(Records from a dataset)
——

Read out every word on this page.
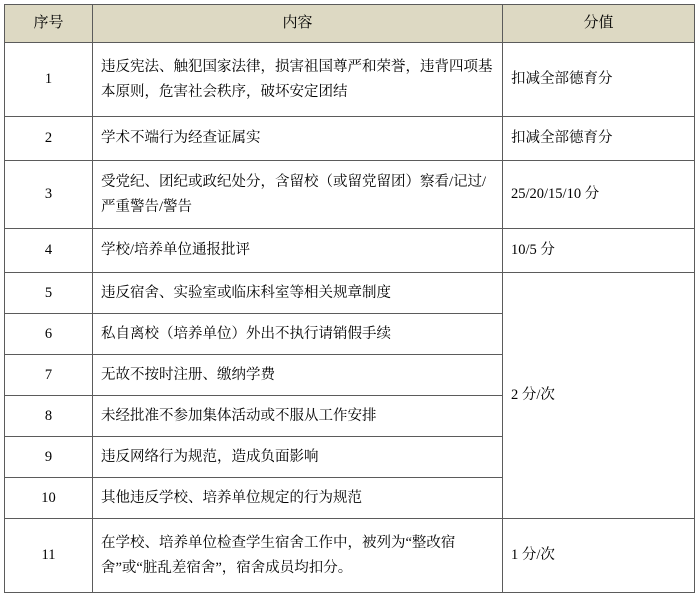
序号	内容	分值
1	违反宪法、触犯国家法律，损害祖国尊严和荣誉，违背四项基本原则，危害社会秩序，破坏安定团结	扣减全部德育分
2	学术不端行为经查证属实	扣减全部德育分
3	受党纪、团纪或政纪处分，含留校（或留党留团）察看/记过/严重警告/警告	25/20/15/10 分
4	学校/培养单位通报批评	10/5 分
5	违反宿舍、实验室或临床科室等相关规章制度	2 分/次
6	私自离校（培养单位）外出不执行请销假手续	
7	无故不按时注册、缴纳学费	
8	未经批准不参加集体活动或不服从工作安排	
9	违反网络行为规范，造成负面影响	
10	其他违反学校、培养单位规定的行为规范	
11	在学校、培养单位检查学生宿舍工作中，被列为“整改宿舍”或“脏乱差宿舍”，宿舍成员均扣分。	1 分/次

——

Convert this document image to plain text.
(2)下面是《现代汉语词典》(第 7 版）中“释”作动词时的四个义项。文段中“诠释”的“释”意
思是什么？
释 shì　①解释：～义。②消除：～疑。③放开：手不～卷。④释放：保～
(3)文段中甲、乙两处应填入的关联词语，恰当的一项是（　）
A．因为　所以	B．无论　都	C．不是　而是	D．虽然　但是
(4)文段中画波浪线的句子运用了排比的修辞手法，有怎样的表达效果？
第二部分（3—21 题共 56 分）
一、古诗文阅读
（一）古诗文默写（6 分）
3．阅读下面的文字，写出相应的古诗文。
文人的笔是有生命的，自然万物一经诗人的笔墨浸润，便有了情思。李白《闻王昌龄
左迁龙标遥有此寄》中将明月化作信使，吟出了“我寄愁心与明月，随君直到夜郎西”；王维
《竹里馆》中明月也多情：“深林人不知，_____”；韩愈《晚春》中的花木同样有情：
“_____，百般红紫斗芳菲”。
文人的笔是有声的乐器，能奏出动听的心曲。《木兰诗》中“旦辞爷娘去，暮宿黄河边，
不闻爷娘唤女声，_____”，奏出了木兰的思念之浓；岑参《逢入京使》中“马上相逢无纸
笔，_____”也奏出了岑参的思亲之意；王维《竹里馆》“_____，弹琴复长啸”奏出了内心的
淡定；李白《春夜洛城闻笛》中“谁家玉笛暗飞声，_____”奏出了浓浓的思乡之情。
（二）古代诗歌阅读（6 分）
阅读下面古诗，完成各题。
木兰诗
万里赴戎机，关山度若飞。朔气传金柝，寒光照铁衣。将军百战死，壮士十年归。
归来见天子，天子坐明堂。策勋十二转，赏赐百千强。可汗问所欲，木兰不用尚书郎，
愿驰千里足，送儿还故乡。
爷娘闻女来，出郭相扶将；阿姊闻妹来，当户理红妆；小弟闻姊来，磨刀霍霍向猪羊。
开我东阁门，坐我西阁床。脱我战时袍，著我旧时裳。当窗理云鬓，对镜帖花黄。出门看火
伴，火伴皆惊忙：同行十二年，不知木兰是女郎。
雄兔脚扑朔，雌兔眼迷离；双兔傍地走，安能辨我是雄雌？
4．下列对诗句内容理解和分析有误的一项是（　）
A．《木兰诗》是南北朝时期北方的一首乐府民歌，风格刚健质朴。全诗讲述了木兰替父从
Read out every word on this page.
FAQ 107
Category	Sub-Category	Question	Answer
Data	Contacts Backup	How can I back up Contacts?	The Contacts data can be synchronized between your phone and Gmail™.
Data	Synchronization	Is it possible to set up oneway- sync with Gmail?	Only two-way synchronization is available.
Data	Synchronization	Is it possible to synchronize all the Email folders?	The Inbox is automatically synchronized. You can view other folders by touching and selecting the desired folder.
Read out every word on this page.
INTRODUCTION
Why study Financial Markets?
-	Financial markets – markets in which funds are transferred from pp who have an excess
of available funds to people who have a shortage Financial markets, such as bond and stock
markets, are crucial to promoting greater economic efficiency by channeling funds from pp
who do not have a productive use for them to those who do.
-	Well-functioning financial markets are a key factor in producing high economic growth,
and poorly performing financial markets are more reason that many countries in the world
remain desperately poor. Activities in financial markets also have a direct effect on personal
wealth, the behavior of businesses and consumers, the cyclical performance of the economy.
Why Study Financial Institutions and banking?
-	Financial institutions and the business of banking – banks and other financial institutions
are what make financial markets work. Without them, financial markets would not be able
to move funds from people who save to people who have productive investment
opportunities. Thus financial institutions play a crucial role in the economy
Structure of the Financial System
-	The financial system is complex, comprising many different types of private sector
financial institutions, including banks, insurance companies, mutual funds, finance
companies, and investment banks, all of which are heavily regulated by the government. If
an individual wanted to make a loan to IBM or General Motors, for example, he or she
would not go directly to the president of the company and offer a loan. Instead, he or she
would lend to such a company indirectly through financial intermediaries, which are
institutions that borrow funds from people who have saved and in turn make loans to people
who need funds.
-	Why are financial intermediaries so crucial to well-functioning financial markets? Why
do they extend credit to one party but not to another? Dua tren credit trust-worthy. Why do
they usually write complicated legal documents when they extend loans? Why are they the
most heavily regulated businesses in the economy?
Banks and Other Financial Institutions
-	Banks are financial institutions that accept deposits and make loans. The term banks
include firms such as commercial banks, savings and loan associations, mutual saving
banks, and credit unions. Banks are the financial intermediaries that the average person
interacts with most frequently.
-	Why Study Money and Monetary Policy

——

> **TASK INSTRUCTIONS**
Show the lines that mention the word "credit".

> **RESPONSE**
do they extend credit to one party but not to another? Dua tren credit trust-worthy. Why do
banks, and credit unions. Banks are the financial intermediaries that the average person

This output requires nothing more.